## Work to complete
Select the lines of the records containing the word "전세사기" and list them.
* start Supplied data *
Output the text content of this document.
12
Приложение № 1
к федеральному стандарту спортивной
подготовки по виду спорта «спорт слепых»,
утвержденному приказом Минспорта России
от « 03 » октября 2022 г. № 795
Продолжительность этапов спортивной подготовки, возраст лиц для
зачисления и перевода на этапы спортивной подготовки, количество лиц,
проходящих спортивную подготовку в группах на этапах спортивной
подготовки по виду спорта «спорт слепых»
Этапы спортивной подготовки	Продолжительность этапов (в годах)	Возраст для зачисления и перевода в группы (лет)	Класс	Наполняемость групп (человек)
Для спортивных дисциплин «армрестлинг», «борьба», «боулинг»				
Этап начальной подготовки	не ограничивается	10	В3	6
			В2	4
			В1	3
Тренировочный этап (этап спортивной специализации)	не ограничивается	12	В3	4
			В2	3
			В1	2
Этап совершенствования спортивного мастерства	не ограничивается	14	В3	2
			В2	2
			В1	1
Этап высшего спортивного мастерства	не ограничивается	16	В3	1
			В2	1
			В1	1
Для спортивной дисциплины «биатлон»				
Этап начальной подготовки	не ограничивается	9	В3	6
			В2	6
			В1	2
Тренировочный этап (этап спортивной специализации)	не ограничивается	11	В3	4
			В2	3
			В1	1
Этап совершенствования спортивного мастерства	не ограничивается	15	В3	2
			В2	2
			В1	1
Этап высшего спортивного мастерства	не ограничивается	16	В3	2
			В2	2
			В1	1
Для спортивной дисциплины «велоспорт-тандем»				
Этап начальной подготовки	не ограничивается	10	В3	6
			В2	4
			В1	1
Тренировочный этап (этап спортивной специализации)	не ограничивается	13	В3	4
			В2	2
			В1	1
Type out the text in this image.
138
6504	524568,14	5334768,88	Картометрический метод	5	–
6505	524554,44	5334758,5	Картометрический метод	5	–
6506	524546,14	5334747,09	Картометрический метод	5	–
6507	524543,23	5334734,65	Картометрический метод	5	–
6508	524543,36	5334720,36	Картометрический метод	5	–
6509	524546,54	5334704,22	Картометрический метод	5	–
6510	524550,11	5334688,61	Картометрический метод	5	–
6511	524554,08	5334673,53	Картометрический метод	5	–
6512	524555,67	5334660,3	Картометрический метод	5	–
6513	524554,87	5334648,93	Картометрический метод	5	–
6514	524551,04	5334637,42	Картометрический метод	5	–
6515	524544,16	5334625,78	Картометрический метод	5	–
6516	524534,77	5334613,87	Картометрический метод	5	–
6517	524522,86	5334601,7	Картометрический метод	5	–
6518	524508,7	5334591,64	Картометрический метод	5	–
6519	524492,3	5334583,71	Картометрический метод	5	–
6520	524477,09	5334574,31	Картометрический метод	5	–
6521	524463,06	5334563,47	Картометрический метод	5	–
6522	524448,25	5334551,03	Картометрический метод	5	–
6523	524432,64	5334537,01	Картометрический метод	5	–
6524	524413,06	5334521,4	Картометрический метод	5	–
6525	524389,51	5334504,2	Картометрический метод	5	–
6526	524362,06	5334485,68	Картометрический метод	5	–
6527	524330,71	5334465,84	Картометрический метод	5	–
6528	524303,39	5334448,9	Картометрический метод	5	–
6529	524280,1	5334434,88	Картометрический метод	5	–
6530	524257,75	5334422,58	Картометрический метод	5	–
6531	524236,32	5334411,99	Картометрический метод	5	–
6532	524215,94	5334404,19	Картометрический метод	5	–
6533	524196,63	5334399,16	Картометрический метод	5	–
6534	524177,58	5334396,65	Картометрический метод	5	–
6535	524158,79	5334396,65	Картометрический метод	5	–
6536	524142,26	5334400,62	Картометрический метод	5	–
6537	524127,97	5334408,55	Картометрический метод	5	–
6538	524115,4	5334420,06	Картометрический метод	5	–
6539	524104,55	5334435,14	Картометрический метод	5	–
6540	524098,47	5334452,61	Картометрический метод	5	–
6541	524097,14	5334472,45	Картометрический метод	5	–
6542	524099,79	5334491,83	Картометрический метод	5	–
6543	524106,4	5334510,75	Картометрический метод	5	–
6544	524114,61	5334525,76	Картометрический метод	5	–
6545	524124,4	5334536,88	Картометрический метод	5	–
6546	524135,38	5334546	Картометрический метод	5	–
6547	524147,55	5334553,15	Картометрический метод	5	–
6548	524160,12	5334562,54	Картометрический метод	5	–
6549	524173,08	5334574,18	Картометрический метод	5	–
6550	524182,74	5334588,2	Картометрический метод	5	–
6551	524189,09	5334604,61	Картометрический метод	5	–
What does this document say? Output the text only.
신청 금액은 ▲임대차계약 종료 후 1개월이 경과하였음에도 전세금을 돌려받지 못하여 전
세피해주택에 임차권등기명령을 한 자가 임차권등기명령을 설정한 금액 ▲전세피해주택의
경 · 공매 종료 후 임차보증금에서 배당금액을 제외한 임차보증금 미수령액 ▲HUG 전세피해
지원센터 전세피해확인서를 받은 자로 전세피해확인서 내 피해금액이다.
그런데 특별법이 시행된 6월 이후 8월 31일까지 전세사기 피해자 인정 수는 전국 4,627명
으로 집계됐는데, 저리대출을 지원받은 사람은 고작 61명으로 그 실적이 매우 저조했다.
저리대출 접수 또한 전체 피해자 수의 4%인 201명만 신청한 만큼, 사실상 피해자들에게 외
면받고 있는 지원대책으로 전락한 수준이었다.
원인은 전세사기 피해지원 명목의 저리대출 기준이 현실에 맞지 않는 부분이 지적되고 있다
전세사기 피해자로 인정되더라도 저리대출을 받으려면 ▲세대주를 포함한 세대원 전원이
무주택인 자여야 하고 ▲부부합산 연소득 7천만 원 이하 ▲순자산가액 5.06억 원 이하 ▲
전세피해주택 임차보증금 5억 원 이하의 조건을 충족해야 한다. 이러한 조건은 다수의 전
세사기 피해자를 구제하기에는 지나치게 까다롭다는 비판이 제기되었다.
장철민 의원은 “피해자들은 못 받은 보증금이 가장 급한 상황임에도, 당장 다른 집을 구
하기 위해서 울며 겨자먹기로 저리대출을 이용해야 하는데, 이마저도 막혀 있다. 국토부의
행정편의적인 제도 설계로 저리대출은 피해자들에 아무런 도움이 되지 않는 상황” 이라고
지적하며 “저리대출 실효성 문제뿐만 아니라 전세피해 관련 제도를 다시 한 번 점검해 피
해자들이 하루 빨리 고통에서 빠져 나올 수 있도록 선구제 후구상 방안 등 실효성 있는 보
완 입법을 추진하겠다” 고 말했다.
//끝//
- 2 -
* end Supplied data *
## Answer for this exercise
그런데 특별법이 시행된 6월 이후 8월 31일까지 전세사기 피해자 인정 수는 전국 4,627명
원인은 전세사기 피해지원 명목의 저리대출 기준이 현실에 맞지 않는 부분이 지적되고 있다
전세사기 피해자로 인정되더라도 저리대출을 받으려면 ▲세대주를 포함한 세대원 전원이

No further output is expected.